## Given instruction
Images embedded in the records are excluded; print everything else exactly as given.

## Input for this task
[START]

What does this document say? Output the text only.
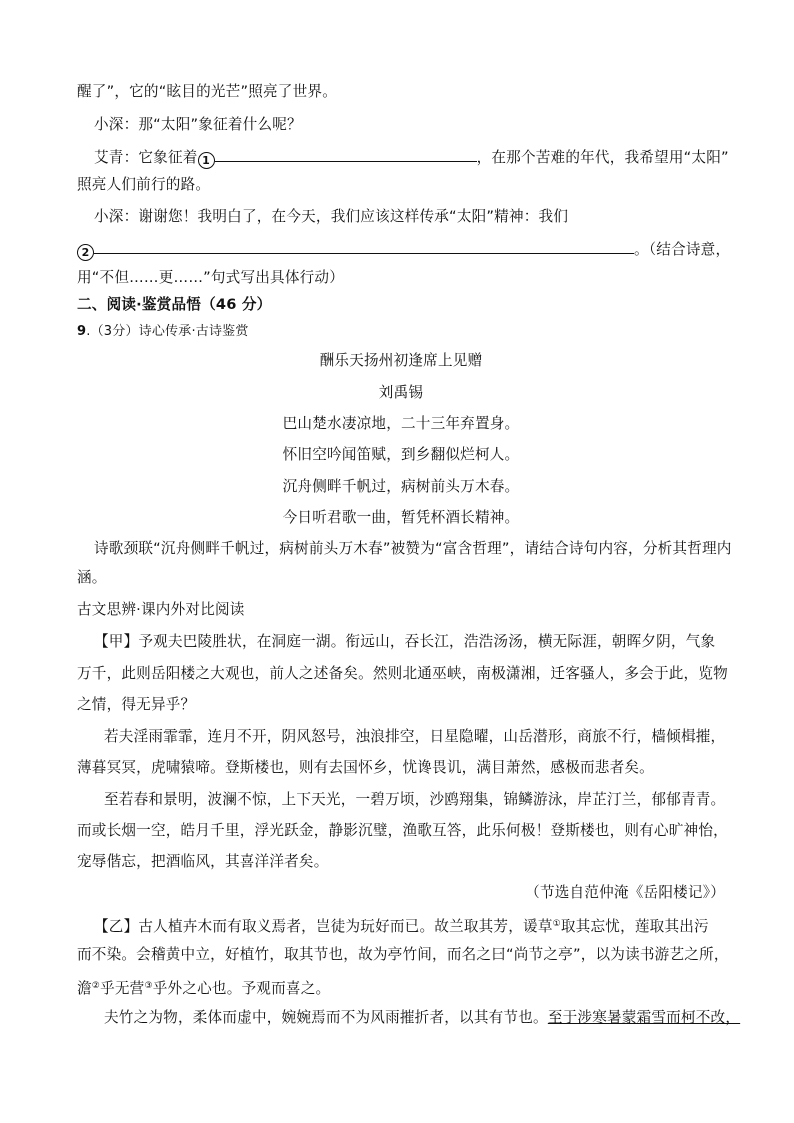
醒了”，它的“眩目的光芒”照亮了世界。
小深：那“太阳”象征着什么呢？
艾青：它象征着 1	，在那个苦难的年代，我希望用“太阳”
照亮人们前行的路。
小深：谢谢您！我明白了，在今天，我们应该这样传承“太阳”精神：我们
2	。（结合诗意，
用“不但……更……”句式写出具体行动）
二、阅读·鉴赏品悟（46 分）
9.（3分）诗心传承·古诗鉴赏
酬乐天扬州初逢席上见赠
刘禹锡
巴山楚水凄凉地，二十三年弃置身。
怀旧空吟闻笛赋，到乡翻似烂柯人。
沉舟侧畔千帆过，病树前头万木春。
今日听君歌一曲，暂凭杯酒长精神。
诗歌颈联“沉舟侧畔千帆过，病树前头万木春”被赞为“富含哲理”，请结合诗句内容，分析其哲理内
涵。
古文思辨·课内外对比阅读
【甲】予观夫巴陵胜状，在洞庭一湖。衔远山，吞长江，浩浩汤汤，横无际涯，朝晖夕阴，气象
万千，此则岳阳楼之大观也，前人之述备矣。然则北通巫峡，南极潇湘，迁客骚人，多会于此，览物
之情，得无异乎？
若夫淫雨霏霏，连月不开，阴风怒号，浊浪排空，日星隐曜，山岳潜形，商旅不行，樯倾楫摧，
薄暮冥冥，虎啸猿啼。登斯楼也，则有去国怀乡，忧谗畏讥，满目萧然，感极而悲者矣。
至若春和景明，波澜不惊，上下天光，一碧万顷，沙鸥翔集，锦鳞游泳，岸芷汀兰，郁郁青青。
而或长烟一空，皓月千里，浮光跃金，静影沉璧，渔歌互答，此乐何极！登斯楼也，则有心旷神怡，
宠辱偕忘，把酒临风，其喜洋洋者矣。
（节选自范仲淹《岳阳楼记》）
【乙】古人植卉木而有取义焉者，岂徒为玩好而已。故兰取其芳，谖草①取其忘忧，莲取其出污
而不染。会稽黄中立，好植竹，取其节也，故为亭竹间，而名之曰“尚节之亭”，以为读书游艺之所，
澹②乎无营③乎外之心也。予观而喜之。
夫竹之为物，柔体而虚中，婉婉焉而不为风雨摧折者，以其有节也。至于涉寒暑蒙霜雪而柯不改，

[END]

## Output
What does this document say? Output the text only.
醒了”，它的“眩目的光芒”照亮了世界。
小深：那“太阳”象征着什么呢？
艾青：它象征着 1	，在那个苦难的年代，我希望用“太阳”
照亮人们前行的路。
小深：谢谢您！我明白了，在今天，我们应该这样传承“太阳”精神：我们
2	。（结合诗意，
用“不但……更……”句式写出具体行动）
二、阅读·鉴赏品悟（46 分）
9.（3分）诗心传承·古诗鉴赏
酬乐天扬州初逢席上见赠
刘禹锡
巴山楚水凄凉地，二十三年弃置身。
怀旧空吟闻笛赋，到乡翻似烂柯人。
沉舟侧畔千帆过，病树前头万木春。
今日听君歌一曲，暂凭杯酒长精神。
诗歌颈联“沉舟侧畔千帆过，病树前头万木春”被赞为“富含哲理”，请结合诗句内容，分析其哲理内
涵。
古文思辨·课内外对比阅读
【甲】予观夫巴陵胜状，在洞庭一湖。衔远山，吞长江，浩浩汤汤，横无际涯，朝晖夕阴，气象
万千，此则岳阳楼之大观也，前人之述备矣。然则北通巫峡，南极潇湘，迁客骚人，多会于此，览物
之情，得无异乎？
若夫淫雨霏霏，连月不开，阴风怒号，浊浪排空，日星隐曜，山岳潜形，商旅不行，樯倾楫摧，
薄暮冥冥，虎啸猿啼。登斯楼也，则有去国怀乡，忧谗畏讥，满目萧然，感极而悲者矣。
至若春和景明，波澜不惊，上下天光，一碧万顷，沙鸥翔集，锦鳞游泳，岸芷汀兰，郁郁青青。
而或长烟一空，皓月千里，浮光跃金，静影沉璧，渔歌互答，此乐何极！登斯楼也，则有心旷神怡，
宠辱偕忘，把酒临风，其喜洋洋者矣。
（节选自范仲淹《岳阳楼记》）
【乙】古人植卉木而有取义焉者，岂徒为玩好而已。故兰取其芳，谖草①取其忘忧，莲取其出污
而不染。会稽黄中立，好植竹，取其节也，故为亭竹间，而名之曰“尚节之亭”，以为读书游艺之所，
澹②乎无营③乎外之心也。予观而喜之。
夫竹之为物，柔体而虚中，婉婉焉而不为风雨摧折者，以其有节也。至于涉寒暑蒙霜雪而柯不改，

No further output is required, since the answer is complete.